Keep only the lines of the data below that contain "backward", and copy them.

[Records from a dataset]
-------------------------

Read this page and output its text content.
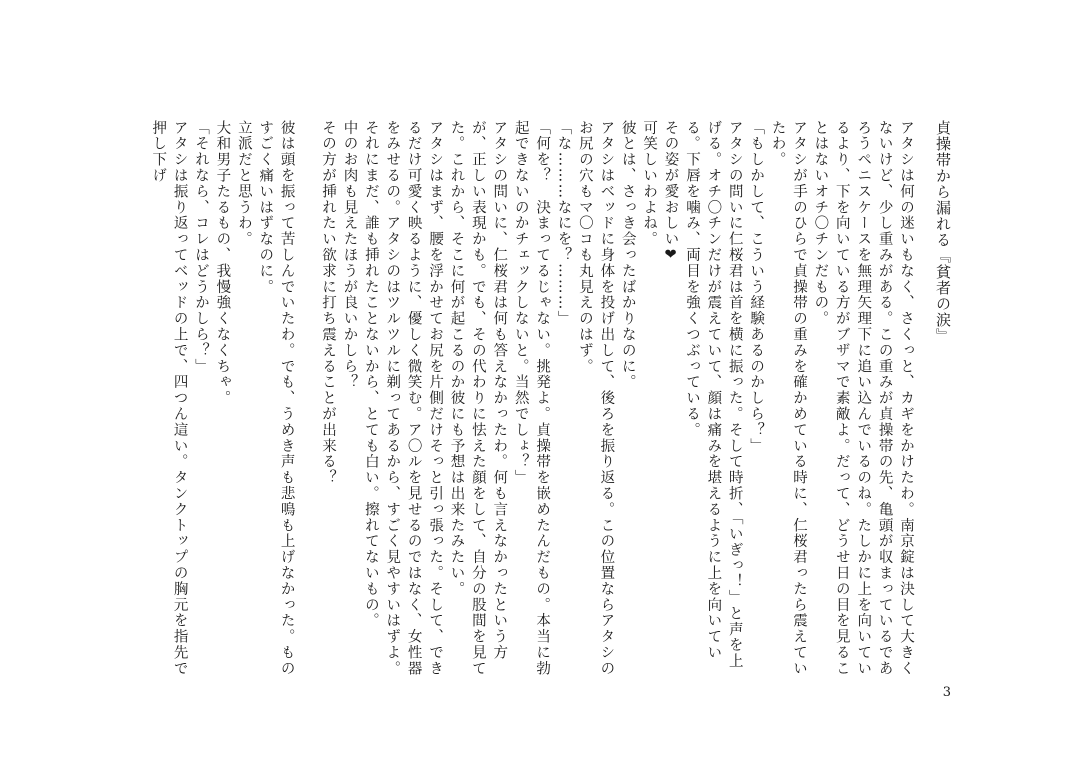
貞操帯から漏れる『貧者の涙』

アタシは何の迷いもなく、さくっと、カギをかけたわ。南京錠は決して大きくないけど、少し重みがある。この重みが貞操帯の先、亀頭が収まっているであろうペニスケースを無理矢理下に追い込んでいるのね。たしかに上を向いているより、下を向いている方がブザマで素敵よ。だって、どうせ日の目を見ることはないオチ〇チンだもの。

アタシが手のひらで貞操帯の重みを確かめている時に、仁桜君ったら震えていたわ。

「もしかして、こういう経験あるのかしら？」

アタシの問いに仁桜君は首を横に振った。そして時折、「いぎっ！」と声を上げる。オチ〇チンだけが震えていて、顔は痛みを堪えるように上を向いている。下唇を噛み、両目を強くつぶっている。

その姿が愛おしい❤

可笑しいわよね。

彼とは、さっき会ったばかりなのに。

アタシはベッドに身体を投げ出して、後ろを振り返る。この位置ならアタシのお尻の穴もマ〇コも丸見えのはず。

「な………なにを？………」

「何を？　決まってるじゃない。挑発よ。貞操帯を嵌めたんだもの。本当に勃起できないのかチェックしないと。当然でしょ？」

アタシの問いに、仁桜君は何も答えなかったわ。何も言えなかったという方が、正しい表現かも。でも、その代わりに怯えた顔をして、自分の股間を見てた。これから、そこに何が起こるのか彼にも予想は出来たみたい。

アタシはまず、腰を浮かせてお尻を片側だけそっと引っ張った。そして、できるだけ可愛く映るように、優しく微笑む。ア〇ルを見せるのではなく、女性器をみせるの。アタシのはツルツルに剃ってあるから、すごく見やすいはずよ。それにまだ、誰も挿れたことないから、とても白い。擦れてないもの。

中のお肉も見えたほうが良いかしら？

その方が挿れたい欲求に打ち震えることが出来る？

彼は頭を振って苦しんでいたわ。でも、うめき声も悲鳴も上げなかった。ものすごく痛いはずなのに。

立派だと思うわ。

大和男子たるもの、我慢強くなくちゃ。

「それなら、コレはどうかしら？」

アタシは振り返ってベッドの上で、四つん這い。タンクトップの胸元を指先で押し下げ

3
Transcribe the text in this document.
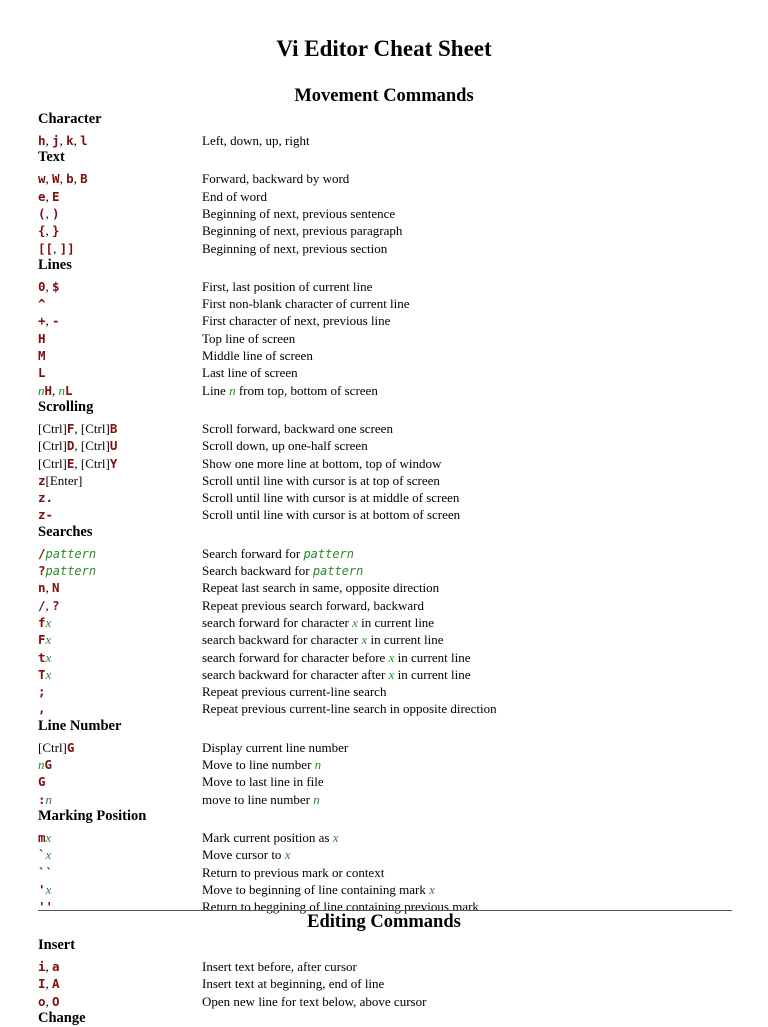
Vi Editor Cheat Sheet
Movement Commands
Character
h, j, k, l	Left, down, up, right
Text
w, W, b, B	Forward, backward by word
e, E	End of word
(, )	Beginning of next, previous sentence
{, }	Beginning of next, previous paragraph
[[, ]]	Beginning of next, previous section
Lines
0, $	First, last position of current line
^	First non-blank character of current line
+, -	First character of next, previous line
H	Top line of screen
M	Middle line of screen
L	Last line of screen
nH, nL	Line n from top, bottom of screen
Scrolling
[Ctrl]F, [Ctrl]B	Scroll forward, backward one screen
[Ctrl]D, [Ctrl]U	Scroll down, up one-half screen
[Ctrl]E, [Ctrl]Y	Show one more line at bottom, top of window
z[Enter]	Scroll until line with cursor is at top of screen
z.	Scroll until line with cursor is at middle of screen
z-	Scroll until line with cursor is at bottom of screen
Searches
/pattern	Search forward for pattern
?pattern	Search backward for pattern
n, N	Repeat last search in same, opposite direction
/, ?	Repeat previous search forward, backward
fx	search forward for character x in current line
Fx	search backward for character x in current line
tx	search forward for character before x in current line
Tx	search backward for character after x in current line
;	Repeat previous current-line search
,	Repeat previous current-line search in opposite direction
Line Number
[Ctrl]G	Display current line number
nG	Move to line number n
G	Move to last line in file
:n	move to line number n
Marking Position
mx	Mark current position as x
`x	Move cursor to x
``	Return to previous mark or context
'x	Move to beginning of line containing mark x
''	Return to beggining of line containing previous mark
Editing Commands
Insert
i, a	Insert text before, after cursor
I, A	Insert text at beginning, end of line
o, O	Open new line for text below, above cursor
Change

-------------------------

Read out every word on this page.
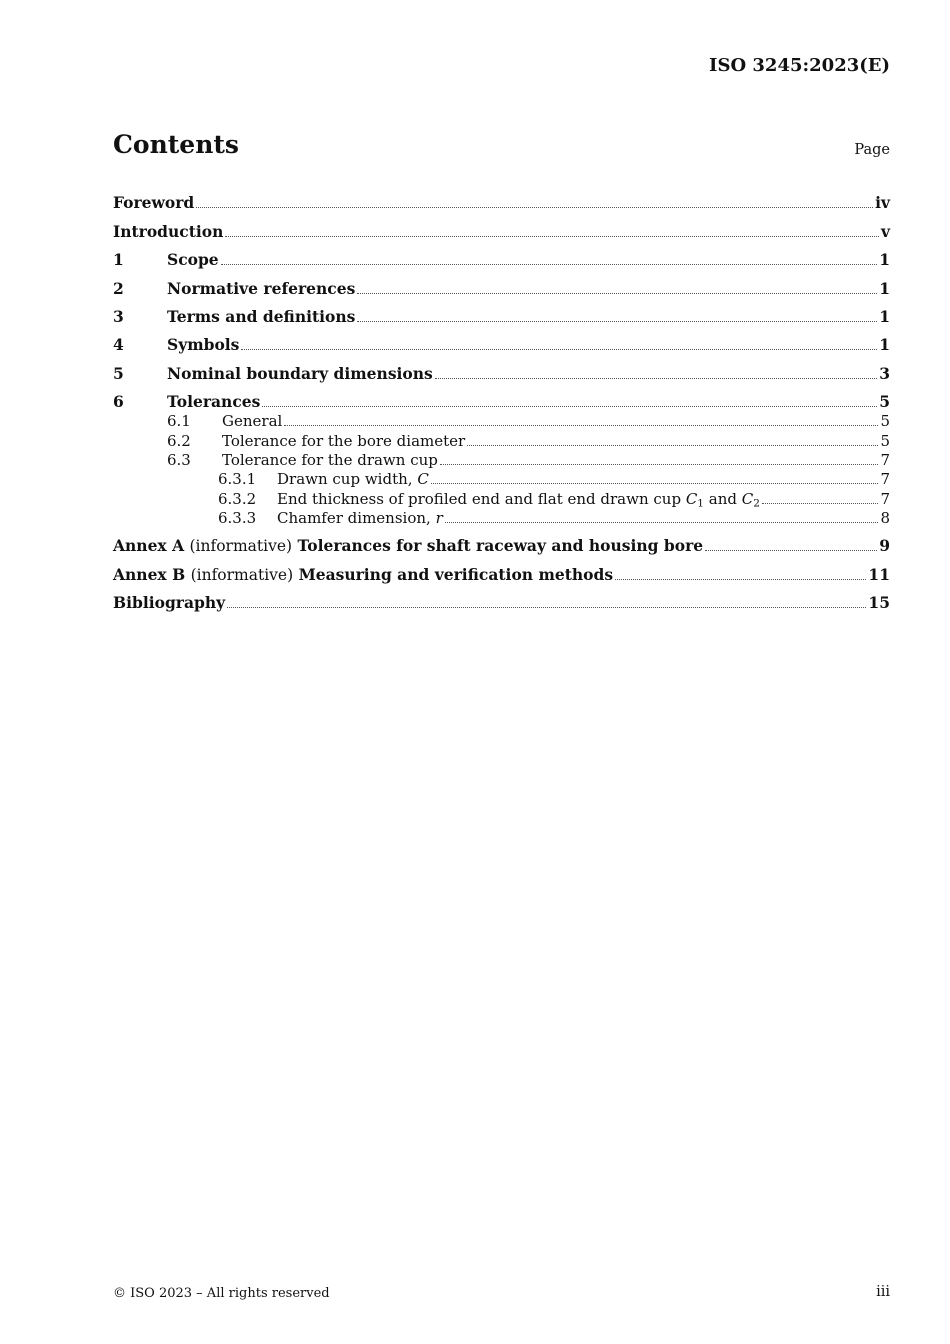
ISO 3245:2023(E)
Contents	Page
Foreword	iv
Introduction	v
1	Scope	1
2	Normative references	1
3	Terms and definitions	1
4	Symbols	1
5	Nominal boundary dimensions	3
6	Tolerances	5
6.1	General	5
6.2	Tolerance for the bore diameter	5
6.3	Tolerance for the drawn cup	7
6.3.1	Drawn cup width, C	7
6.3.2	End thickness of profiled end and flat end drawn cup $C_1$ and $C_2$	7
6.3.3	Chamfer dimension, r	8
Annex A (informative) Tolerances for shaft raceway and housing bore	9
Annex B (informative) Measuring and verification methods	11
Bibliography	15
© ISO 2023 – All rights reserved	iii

-------------------------

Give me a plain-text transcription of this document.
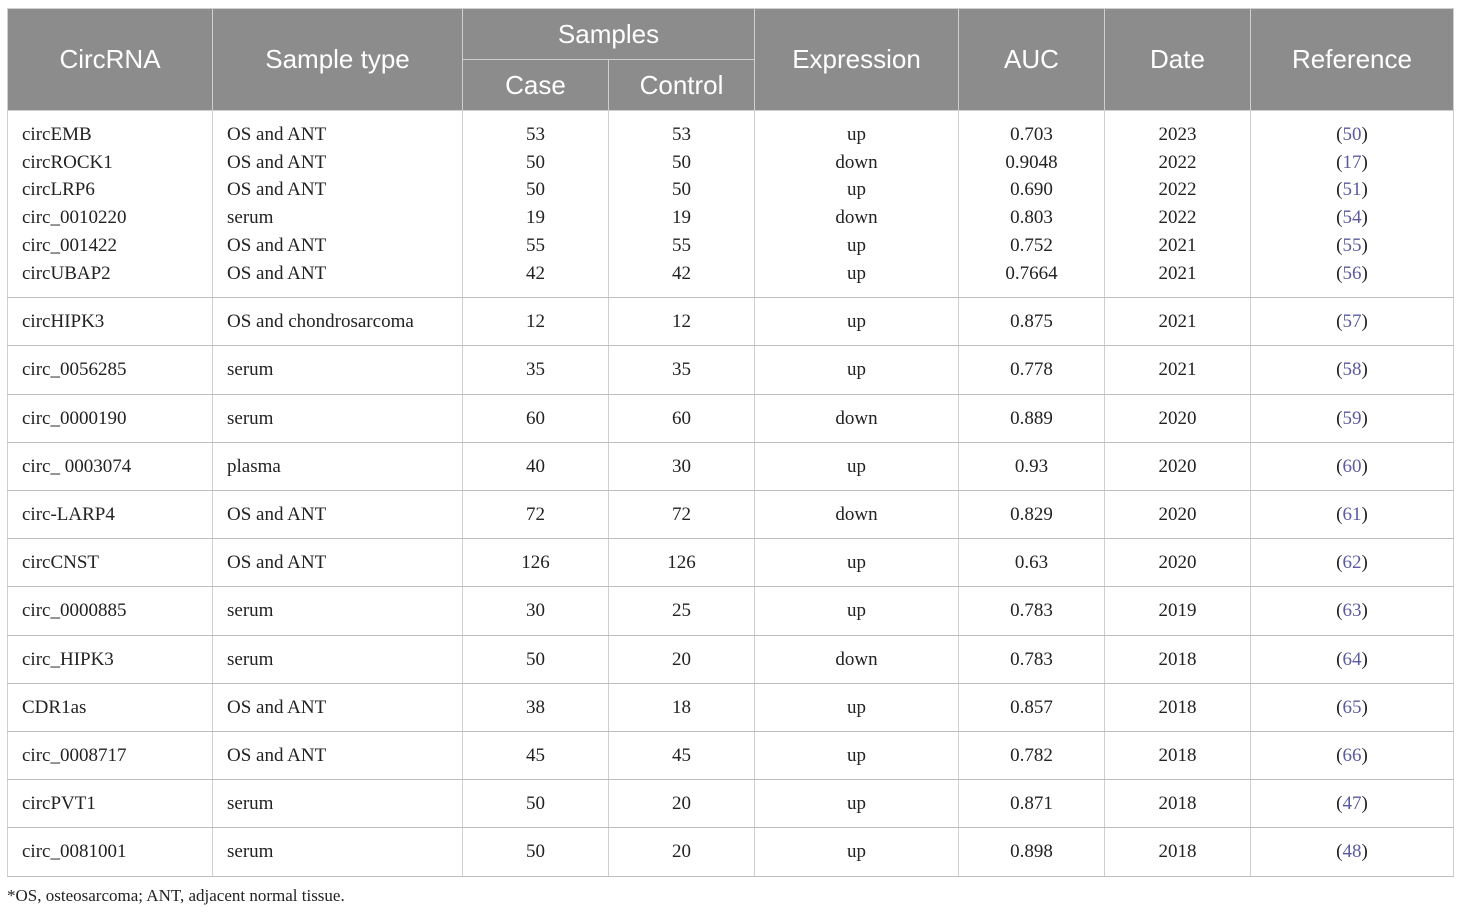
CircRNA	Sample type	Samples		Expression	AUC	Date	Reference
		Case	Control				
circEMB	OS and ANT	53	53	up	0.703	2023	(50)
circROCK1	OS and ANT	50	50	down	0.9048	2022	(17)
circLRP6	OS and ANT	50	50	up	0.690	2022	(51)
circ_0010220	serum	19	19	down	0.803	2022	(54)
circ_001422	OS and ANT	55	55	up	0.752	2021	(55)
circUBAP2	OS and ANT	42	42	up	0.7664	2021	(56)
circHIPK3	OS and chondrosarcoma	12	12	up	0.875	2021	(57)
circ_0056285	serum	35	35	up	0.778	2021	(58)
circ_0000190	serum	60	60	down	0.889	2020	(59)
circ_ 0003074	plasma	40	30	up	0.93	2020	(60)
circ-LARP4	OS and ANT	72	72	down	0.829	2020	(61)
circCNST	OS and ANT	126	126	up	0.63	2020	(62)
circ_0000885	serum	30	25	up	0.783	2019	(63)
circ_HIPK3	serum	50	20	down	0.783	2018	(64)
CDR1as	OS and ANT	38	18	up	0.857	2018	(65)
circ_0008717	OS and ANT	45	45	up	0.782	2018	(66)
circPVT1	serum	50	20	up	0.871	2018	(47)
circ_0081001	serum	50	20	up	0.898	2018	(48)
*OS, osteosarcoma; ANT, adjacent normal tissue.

-------------------------

§ RESPONSE FOR THIS EXERCISE
w, W, b, B	Forward, backward by word
[Ctrl]F, [Ctrl]B	Scroll forward, backward one screen
?pattern	Search backward for pattern
/, ?	Repeat previous search forward, backward
Fx	search backward for character x in current line
Tx	search backward for character after x in current line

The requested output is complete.